Saved data entries:
______

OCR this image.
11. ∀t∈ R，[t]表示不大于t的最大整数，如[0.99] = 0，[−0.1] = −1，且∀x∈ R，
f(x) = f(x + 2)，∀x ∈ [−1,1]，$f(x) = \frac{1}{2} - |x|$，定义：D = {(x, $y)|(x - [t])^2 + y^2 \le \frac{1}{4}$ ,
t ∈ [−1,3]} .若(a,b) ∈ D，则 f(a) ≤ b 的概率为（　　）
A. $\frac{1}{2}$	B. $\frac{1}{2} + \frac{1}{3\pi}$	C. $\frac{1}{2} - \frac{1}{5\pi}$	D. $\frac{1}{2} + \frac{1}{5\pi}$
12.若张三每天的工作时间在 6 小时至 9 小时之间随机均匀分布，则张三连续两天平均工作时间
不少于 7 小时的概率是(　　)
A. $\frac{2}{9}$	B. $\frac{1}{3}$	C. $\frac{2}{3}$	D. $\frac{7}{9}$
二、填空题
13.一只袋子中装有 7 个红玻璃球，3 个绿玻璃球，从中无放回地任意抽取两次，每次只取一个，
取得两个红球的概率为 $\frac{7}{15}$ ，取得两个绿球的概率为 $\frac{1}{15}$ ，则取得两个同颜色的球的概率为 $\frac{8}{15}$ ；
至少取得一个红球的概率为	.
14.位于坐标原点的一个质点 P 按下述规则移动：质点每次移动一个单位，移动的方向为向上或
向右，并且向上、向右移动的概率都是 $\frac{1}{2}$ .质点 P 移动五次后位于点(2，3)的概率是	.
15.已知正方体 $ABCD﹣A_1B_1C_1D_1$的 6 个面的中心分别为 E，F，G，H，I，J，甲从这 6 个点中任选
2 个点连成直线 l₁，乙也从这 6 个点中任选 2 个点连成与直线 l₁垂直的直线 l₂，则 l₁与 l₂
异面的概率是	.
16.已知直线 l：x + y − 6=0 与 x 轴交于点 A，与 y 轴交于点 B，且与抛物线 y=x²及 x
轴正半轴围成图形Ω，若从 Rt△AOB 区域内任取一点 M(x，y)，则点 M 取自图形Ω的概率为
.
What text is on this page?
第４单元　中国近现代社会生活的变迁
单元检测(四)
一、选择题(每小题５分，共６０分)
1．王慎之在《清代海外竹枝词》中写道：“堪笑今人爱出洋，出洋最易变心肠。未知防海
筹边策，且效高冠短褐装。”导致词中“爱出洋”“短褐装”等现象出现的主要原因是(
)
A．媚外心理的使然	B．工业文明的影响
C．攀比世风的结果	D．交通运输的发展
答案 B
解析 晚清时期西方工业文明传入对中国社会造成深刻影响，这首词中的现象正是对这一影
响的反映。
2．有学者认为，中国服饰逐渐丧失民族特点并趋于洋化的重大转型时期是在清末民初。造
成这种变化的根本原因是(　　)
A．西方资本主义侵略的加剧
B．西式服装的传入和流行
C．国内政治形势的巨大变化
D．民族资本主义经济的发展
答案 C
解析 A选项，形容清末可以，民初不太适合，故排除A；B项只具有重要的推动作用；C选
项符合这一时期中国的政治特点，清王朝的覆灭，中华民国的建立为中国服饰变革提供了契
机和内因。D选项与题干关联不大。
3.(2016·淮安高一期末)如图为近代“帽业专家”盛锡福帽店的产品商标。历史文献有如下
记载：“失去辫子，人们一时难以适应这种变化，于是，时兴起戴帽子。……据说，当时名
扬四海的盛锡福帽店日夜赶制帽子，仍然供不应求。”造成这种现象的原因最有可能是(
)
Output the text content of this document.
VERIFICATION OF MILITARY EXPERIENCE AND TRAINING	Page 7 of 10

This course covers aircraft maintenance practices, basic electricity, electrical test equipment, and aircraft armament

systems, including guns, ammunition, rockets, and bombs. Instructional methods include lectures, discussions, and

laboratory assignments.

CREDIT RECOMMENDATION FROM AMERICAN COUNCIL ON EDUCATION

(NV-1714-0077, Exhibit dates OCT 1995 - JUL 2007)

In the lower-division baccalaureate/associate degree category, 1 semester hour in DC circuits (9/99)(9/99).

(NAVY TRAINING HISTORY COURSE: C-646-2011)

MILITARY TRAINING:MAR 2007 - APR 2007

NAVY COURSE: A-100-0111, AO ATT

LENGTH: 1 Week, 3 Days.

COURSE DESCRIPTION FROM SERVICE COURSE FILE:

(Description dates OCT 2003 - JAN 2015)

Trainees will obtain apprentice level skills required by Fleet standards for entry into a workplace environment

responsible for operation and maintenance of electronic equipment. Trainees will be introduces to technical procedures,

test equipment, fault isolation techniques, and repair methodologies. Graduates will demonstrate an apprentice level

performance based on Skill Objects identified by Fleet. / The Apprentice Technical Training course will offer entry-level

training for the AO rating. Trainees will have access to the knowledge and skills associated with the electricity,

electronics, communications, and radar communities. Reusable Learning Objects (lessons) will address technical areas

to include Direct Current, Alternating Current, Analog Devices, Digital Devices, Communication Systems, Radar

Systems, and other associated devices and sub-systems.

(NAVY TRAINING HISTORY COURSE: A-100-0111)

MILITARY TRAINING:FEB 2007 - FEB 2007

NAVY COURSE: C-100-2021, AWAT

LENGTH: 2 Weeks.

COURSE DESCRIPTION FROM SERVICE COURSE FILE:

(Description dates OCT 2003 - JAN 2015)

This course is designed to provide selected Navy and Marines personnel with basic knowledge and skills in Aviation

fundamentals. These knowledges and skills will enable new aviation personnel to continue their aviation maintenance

______

WHAT IS BEING ASKED:
Show every line in the records above that contains the word "skills".

RESULT:
Trainees will obtain apprentice level skills required by Fleet standards for entry into a workplace environment
training for the AO rating. Trainees will have access to the knowledge and skills associated with the electricity,
This course is designed to provide selected Navy and Marines personnel with basic knowledge and skills in Aviation
fundamentals. These knowledges and skills will enable new aviation personnel to continue their aviation maintenance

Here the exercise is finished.